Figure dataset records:
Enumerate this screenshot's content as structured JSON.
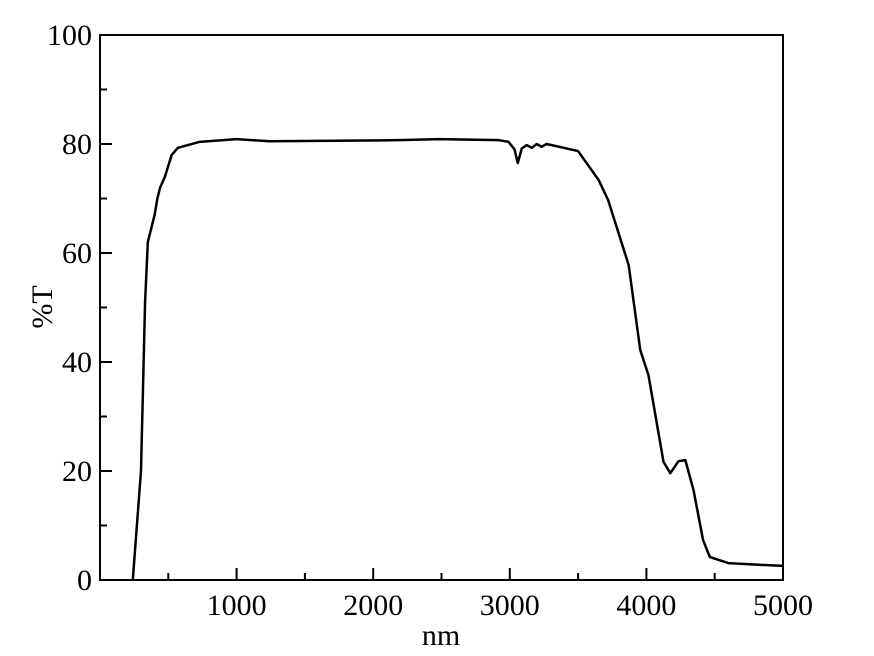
{
  "chart_data": {
    "type": "line",
    "xlabel": "nm",
    "ylabel": "%T",
    "xlim": [
      0,
      5000
    ],
    "ylim": [
      0,
      100
    ],
    "xticks": [
      1000,
      2000,
      3000,
      4000,
      5000
    ],
    "xminorticks": [
      500,
      1500,
      2500,
      3500,
      4500
    ],
    "yticks": [
      0,
      20,
      40,
      60,
      80,
      100
    ],
    "yminorticks": [
      10,
      30,
      50,
      70,
      90
    ],
    "series": [
      {
        "color": "#000000",
        "x": [
          240,
          300,
          330,
          350,
          400,
          420,
          440,
          475,
          525,
          570,
          730,
          1000,
          1240,
          2190,
          2480,
          2920,
          2990,
          3035,
          3058,
          3088,
          3124,
          3160,
          3197,
          3233,
          3270,
          3500,
          3650,
          3720,
          3870,
          3955,
          4015,
          4125,
          4175,
          4235,
          4285,
          4345,
          4415,
          4465,
          4600,
          4820,
          5000
        ],
        "values": [
          0,
          20,
          51,
          62,
          67,
          70,
          72,
          74,
          78,
          79.3,
          80.4,
          80.9,
          80.5,
          80.7,
          80.9,
          80.7,
          80.4,
          79,
          76.5,
          79.2,
          79.8,
          79.3,
          80,
          79.5,
          80,
          78.7,
          73.4,
          69.7,
          57.8,
          42.2,
          37.6,
          21.7,
          19.6,
          21.8,
          22,
          16.5,
          7.3,
          4.2,
          3.1,
          2.8,
          2.6
        ]
      }
    ]
  }
}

→ **TASK GOAL**:
The listing above needs to be output again exactly. Don't include the pictures.

→ **TASK OUTPUT**:
Enumerate this screenshot's content as structured JSON.
{
  "chart_data": {
    "type": "line",
    "xlabel": "nm",
    "ylabel": "%T",
    "xlim": [
      0,
      5000
    ],
    "ylim": [
      0,
      100
    ],
    "xticks": [
      1000,
      2000,
      3000,
      4000,
      5000
    ],
    "xminorticks": [
      500,
      1500,
      2500,
      3500,
      4500
    ],
    "yticks": [
      0,
      20,
      40,
      60,
      80,
      100
    ],
    "yminorticks": [
      10,
      30,
      50,
      70,
      90
    ],
    "series": [
      {
        "color": "#000000",
        "x": [
          240,
          300,
          330,
          350,
          400,
          420,
          440,
          475,
          525,
          570,
          730,
          1000,
          1240,
          2190,
          2480,
          2920,
          2990,
          3035,
          3058,
          3088,
          3124,
          3160,
          3197,
          3233,
          3270,
          3500,
          3650,
          3720,
          3870,
          3955,
          4015,
          4125,
          4175,
          4235,
          4285,
          4345,
          4415,
          4465,
          4600,
          4820,
          5000
        ],
        "values": [
          0,
          20,
          51,
          62,
          67,
          70,
          72,
          74,
          78,
          79.3,
          80.4,
          80.9,
          80.5,
          80.7,
          80.9,
          80.7,
          80.4,
          79,
          76.5,
          79.2,
          79.8,
          79.3,
          80,
          79.5,
          80,
          78.7,
          73.4,
          69.7,
          57.8,
          42.2,
          37.6,
          21.7,
          19.6,
          21.8,
          22,
          16.5,
          7.3,
          4.2,
          3.1,
          2.8,
          2.6
        ]
      }
    ]
  }
}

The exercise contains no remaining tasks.